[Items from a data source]

** Begin **

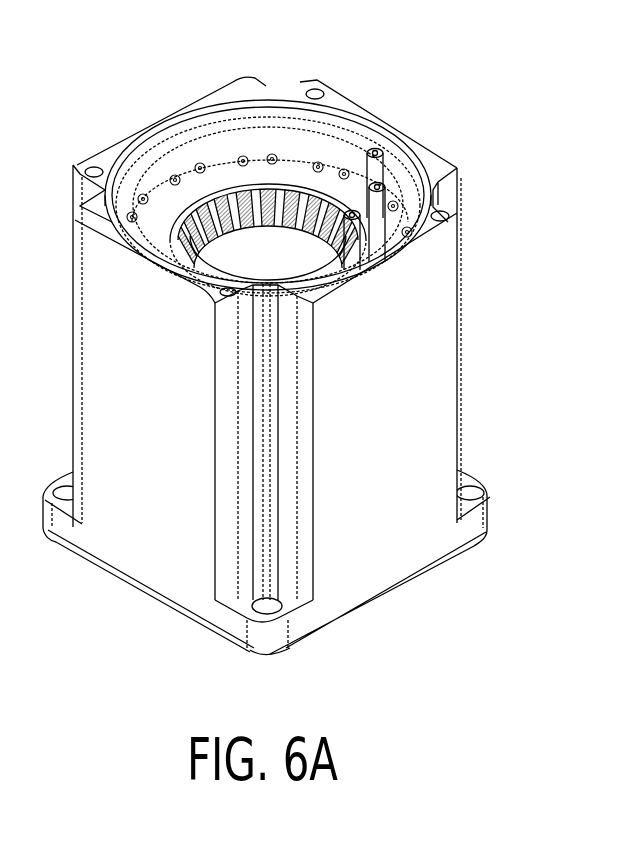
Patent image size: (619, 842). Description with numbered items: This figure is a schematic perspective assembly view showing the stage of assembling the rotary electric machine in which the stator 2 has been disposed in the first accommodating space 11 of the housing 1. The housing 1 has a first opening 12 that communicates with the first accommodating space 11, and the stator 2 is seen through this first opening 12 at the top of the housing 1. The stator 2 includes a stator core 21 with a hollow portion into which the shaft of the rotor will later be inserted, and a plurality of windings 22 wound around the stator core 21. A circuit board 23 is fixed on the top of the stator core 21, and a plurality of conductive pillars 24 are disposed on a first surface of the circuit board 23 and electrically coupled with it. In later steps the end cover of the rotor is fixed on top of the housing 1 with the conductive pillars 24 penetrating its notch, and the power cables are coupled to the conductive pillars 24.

The housing 1 is at (423, 322).
The first accommodating space 11 is at (182, 160).
The first opening 12 is at (130, 135).
The stator 2 is at (349, 154).
The stator core 21 is at (297, 210).
The windings 22 is at (380, 168).
The circuit board 23 is at (293, 172).
The conductive pillars 24 is at (407, 148).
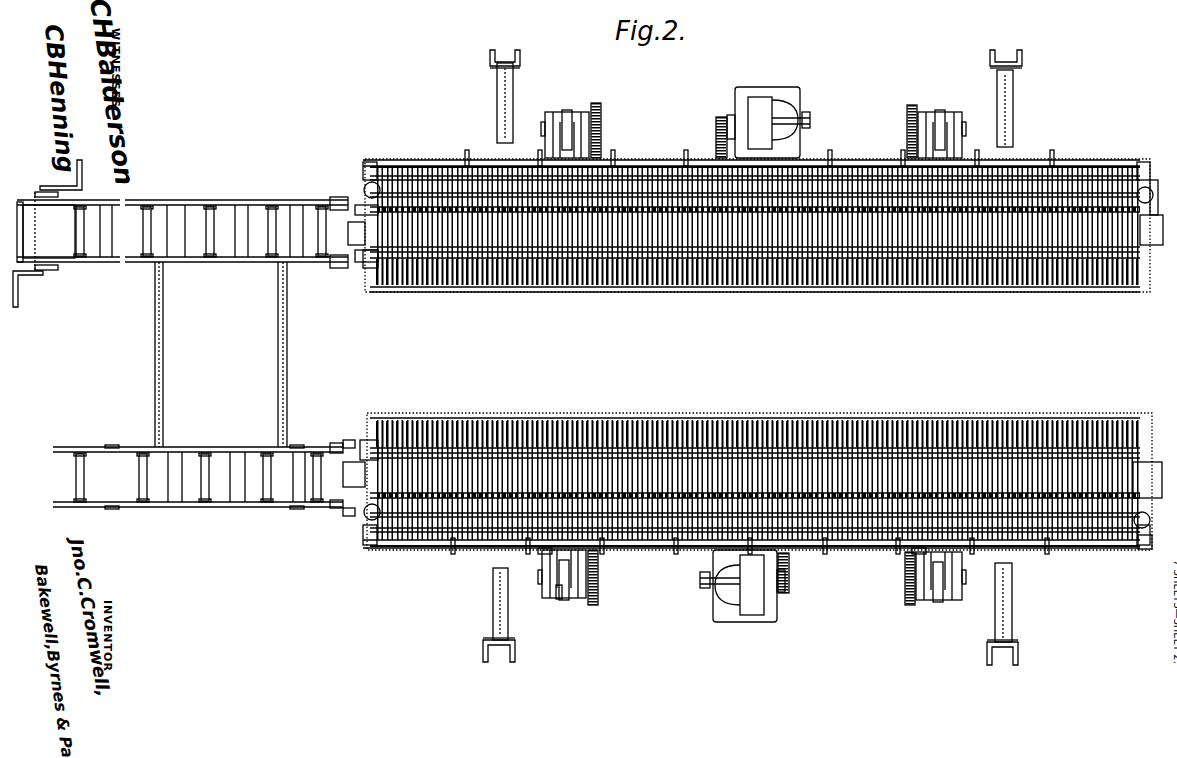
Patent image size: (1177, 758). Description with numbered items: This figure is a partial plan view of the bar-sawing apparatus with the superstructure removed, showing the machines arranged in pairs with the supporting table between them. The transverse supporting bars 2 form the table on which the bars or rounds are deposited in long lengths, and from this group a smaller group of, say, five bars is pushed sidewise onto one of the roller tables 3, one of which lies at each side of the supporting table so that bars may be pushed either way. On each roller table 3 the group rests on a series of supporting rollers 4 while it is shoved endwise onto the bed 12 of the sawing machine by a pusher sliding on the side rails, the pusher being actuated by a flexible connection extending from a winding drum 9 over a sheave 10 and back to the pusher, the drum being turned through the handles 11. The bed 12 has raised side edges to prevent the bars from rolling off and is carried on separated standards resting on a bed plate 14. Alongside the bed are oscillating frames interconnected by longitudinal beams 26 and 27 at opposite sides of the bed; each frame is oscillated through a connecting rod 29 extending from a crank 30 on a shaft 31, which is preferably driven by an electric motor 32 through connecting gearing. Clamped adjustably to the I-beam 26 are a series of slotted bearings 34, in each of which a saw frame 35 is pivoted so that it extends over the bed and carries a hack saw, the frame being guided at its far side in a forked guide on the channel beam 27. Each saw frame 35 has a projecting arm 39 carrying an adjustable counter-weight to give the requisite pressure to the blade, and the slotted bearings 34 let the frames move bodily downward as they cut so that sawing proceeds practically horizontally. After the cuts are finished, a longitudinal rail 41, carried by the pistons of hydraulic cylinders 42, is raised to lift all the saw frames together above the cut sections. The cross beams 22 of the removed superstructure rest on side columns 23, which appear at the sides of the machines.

The transverse supporting bars 2 is at (155, 353).
The roller table 3 is at (216, 202).
The supporting rollers 4 is at (84, 232).
The winding drum 9 is at (47, 192).
The sheave 10 is at (333, 198).
The handles 11 is at (82, 171).
The bed of the sawing machine 12 is at (600, 240).
The bed plate 14 is at (566, 120).
The cross beams 22 is at (497, 101).
The side columns 23 is at (490, 56).
The longitudinal beam 26 is at (390, 166).
The longitudinal beam 27 is at (515, 282).
The connecting rod 29 is at (545, 556).
The crank 30 is at (556, 592).
The shaft 31 is at (602, 127).
The electric motor 32 is at (758, 118).
The slotted bearings 34 is at (365, 164).
The saw frame 35 is at (430, 175).
The projecting arm 39 is at (398, 288).
The longitudinal rail 41 is at (655, 170).
The hydraulic cylinders 42 is at (366, 190).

** End **

SHORT TASK –
Convert the lines running from the start of the items through the line containing "The first accommodating space 11 is" into a JSON list of strings, one string per line, with blank lines omitted. Leave the pictures out of the answer.

EXERCISE SOLUTION –
[
  "Patent image size: (619, 842). Description with numbered items: This figure is a schematic perspective assembly view showing the stage of assembling the rotary electric machine in which the stator 2 has been disposed in the first accommodating space 11 of the housing 1. The housing 1 has a first opening 12 that communicates with the first accommodating space 11, and the stator 2 is seen through this first opening 12 at the top of the housing 1. The stator 2 includes a stator core 21 with a hollow portion into which the shaft of the rotor will later be inserted, and a plurality of windings 22 wound around the stator core 21. A circuit board 23 is fixed on the top of the stator core 21, and a plurality of conductive pillars 24 are disposed on a first surface of the circuit board 23 and electrically coupled with it. In later steps the end cover of the rotor is fixed on top of the housing 1 with the conductive pillars 24 penetrating its notch, and the power cables are coupled to the conductive pillars 24.",
  "The housing 1 is at (423, 322).",
  "The first accommodating space 11 is at (182, 160)."
]